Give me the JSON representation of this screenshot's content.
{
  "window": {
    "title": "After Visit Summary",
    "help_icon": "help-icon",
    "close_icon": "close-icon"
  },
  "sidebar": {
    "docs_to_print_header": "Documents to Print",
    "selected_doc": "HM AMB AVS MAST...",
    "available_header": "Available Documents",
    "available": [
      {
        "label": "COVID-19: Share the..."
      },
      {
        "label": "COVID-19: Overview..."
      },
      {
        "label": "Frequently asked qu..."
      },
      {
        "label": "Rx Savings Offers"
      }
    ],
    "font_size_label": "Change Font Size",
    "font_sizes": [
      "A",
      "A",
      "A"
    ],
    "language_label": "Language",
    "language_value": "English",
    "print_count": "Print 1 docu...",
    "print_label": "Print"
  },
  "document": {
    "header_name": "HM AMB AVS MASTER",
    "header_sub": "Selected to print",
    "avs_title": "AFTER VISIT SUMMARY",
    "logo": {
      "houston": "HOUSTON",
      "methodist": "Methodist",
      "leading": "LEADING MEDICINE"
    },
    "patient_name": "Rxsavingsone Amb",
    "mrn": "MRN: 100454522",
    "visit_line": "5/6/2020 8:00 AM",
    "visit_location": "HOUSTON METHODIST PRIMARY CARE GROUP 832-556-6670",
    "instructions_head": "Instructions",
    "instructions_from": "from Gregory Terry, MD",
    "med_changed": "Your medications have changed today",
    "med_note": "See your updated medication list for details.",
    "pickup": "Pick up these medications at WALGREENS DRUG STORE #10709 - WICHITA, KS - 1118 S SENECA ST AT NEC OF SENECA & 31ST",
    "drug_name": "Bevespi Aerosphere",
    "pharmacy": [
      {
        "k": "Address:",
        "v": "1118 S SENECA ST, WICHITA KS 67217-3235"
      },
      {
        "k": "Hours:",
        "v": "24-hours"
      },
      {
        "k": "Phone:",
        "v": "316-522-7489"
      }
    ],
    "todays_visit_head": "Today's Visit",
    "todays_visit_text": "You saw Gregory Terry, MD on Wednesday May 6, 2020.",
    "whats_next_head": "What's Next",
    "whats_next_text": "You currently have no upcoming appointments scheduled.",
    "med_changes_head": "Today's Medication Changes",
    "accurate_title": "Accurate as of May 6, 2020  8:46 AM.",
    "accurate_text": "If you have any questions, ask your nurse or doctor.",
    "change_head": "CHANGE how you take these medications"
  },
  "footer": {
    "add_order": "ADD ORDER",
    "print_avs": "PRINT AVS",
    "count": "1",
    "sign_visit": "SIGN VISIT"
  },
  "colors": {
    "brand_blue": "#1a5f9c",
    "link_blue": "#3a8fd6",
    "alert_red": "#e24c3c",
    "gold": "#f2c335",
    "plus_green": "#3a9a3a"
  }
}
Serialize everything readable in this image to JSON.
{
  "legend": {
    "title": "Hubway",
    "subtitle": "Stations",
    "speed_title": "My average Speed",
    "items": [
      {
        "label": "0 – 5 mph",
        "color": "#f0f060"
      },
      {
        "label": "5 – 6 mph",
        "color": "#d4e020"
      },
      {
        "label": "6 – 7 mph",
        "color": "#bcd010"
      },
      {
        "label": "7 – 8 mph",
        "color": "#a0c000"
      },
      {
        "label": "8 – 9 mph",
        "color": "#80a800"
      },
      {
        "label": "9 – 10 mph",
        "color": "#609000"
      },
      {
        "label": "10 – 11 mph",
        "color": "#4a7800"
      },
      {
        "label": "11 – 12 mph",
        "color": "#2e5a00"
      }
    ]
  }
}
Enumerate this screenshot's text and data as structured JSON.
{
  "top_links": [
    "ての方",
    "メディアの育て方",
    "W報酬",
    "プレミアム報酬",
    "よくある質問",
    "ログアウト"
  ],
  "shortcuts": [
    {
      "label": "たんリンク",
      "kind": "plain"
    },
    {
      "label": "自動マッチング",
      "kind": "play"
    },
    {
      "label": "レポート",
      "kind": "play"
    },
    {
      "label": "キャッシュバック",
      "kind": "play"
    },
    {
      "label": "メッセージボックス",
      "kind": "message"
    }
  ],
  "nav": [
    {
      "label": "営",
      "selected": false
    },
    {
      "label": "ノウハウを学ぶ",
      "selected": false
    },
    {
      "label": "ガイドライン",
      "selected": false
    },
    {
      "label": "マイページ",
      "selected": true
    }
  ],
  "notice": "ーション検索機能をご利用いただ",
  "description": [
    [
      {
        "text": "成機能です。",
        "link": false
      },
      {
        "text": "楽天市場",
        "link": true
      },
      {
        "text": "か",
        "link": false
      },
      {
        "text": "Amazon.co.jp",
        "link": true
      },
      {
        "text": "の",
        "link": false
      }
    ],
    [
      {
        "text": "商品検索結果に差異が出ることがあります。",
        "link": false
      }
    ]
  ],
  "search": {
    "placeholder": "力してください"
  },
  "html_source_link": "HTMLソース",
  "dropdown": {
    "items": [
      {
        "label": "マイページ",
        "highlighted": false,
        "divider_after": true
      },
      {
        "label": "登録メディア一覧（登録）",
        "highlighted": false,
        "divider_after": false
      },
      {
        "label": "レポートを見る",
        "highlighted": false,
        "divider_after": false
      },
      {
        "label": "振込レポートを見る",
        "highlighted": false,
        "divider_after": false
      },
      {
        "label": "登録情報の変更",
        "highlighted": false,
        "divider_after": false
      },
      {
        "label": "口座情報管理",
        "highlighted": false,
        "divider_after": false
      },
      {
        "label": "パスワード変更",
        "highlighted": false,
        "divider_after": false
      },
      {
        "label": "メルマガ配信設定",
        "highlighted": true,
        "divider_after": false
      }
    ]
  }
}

+--

Print the complete listing again, exactly as it stands.

Output of the exercise –
Give me the JSON representation of this screenshot's content.
{
  "window": {
    "title": "After Visit Summary",
    "help_icon": "help-icon",
    "close_icon": "close-icon"
  },
  "sidebar": {
    "docs_to_print_header": "Documents to Print",
    "selected_doc": "HM AMB AVS MAST...",
    "available_header": "Available Documents",
    "available": [
      {
        "label": "COVID-19: Share the..."
      },
      {
        "label": "COVID-19: Overview..."
      },
      {
        "label": "Frequently asked qu..."
      },
      {
        "label": "Rx Savings Offers"
      }
    ],
    "font_size_label": "Change Font Size",
    "font_sizes": [
      "A",
      "A",
      "A"
    ],
    "language_label": "Language",
    "language_value": "English",
    "print_count": "Print 1 docu...",
    "print_label": "Print"
  },
  "document": {
    "header_name": "HM AMB AVS MASTER",
    "header_sub": "Selected to print",
    "avs_title": "AFTER VISIT SUMMARY",
    "logo": {
      "houston": "HOUSTON",
      "methodist": "Methodist",
      "leading": "LEADING MEDICINE"
    },
    "patient_name": "Rxsavingsone Amb",
    "mrn": "MRN: 100454522",
    "visit_line": "5/6/2020 8:00 AM",
    "visit_location": "HOUSTON METHODIST PRIMARY CARE GROUP 832-556-6670",
    "instructions_head": "Instructions",
    "instructions_from": "from Gregory Terry, MD",
    "med_changed": "Your medications have changed today",
    "med_note": "See your updated medication list for details.",
    "pickup": "Pick up these medications at WALGREENS DRUG STORE #10709 - WICHITA, KS - 1118 S SENECA ST AT NEC OF SENECA & 31ST",
    "drug_name": "Bevespi Aerosphere",
    "pharmacy": [
      {
        "k": "Address:",
        "v": "1118 S SENECA ST, WICHITA KS 67217-3235"
      },
      {
        "k": "Hours:",
        "v": "24-hours"
      },
      {
        "k": "Phone:",
        "v": "316-522-7489"
      }
    ],
    "todays_visit_head": "Today's Visit",
    "todays_visit_text": "You saw Gregory Terry, MD on Wednesday May 6, 2020.",
    "whats_next_head": "What's Next",
    "whats_next_text": "You currently have no upcoming appointments scheduled.",
    "med_changes_head": "Today's Medication Changes",
    "accurate_title": "Accurate as of May 6, 2020  8:46 AM.",
    "accurate_text": "If you have any questions, ask your nurse or doctor.",
    "change_head": "CHANGE how you take these medications"
  },
  "footer": {
    "add_order": "ADD ORDER",
    "print_avs": "PRINT AVS",
    "count": "1",
    "sign_visit": "SIGN VISIT"
  },
  "colors": {
    "brand_blue": "#1a5f9c",
    "link_blue": "#3a8fd6",
    "alert_red": "#e24c3c",
    "gold": "#f2c335",
    "plus_green": "#3a9a3a"
  }
}
Serialize everything readable in this image to JSON.
{
  "legend": {
    "title": "Hubway",
    "subtitle": "Stations",
    "speed_title": "My average Speed",
    "items": [
      {
        "label": "0 – 5 mph",
        "color": "#f0f060"
      },
      {
        "label": "5 – 6 mph",
        "color": "#d4e020"
      },
      {
        "label": "6 – 7 mph",
        "color": "#bcd010"
      },
      {
        "label": "7 – 8 mph",
        "color": "#a0c000"
      },
      {
        "label": "8 – 9 mph",
        "color": "#80a800"
      },
      {
        "label": "9 – 10 mph",
        "color": "#609000"
      },
      {
        "label": "10 – 11 mph",
        "color": "#4a7800"
      },
      {
        "label": "11 – 12 mph",
        "color": "#2e5a00"
      }
    ]
  }
}
Enumerate this screenshot's text and data as structured JSON.
{
  "top_links": [
    "ての方",
    "メディアの育て方",
    "W報酬",
    "プレミアム報酬",
    "よくある質問",
    "ログアウト"
  ],
  "shortcuts": [
    {
      "label": "たんリンク",
      "kind": "plain"
    },
    {
      "label": "自動マッチング",
      "kind": "play"
    },
    {
      "label": "レポート",
      "kind": "play"
    },
    {
      "label": "キャッシュバック",
      "kind": "play"
    },
    {
      "label": "メッセージボックス",
      "kind": "message"
    }
  ],
  "nav": [
    {
      "label": "営",
      "selected": false
    },
    {
      "label": "ノウハウを学ぶ",
      "selected": false
    },
    {
      "label": "ガイドライン",
      "selected": false
    },
    {
      "label": "マイページ",
      "selected": true
    }
  ],
  "notice": "ーション検索機能をご利用いただ",
  "description": [
    [
      {
        "text": "成機能です。",
        "link": false
      },
      {
        "text": "楽天市場",
        "link": true
      },
      {
        "text": "か",
        "link": false
      },
      {
        "text": "Amazon.co.jp",
        "link": true
      },
      {
        "text": "の",
        "link": false
      }
    ],
    [
      {
        "text": "商品検索結果に差異が出ることがあります。",
        "link": false
      }
    ]
  ],
  "search": {
    "placeholder": "力してください"
  },
  "html_source_link": "HTMLソース",
  "dropdown": {
    "items": [
      {
        "label": "マイページ",
        "highlighted": false,
        "divider_after": true
      },
      {
        "label": "登録メディア一覧（登録）",
        "highlighted": false,
        "divider_after": false
      },
      {
        "label": "レポートを見る",
        "highlighted": false,
        "divider_after": false
      },
      {
        "label": "振込レポートを見る",
        "highlighted": false,
        "divider_after": false
      },
      {
        "label": "登録情報の変更",
        "highlighted": false,
        "divider_after": false
      },
      {
        "label": "口座情報管理",
        "highlighted": false,
        "divider_after": false
      },
      {
        "label": "パスワード変更",
        "highlighted": false,
        "divider_after": false
      },
      {
        "label": "メルマガ配信設定",
        "highlighted": true,
        "divider_after": false
      }
    ]
  }
}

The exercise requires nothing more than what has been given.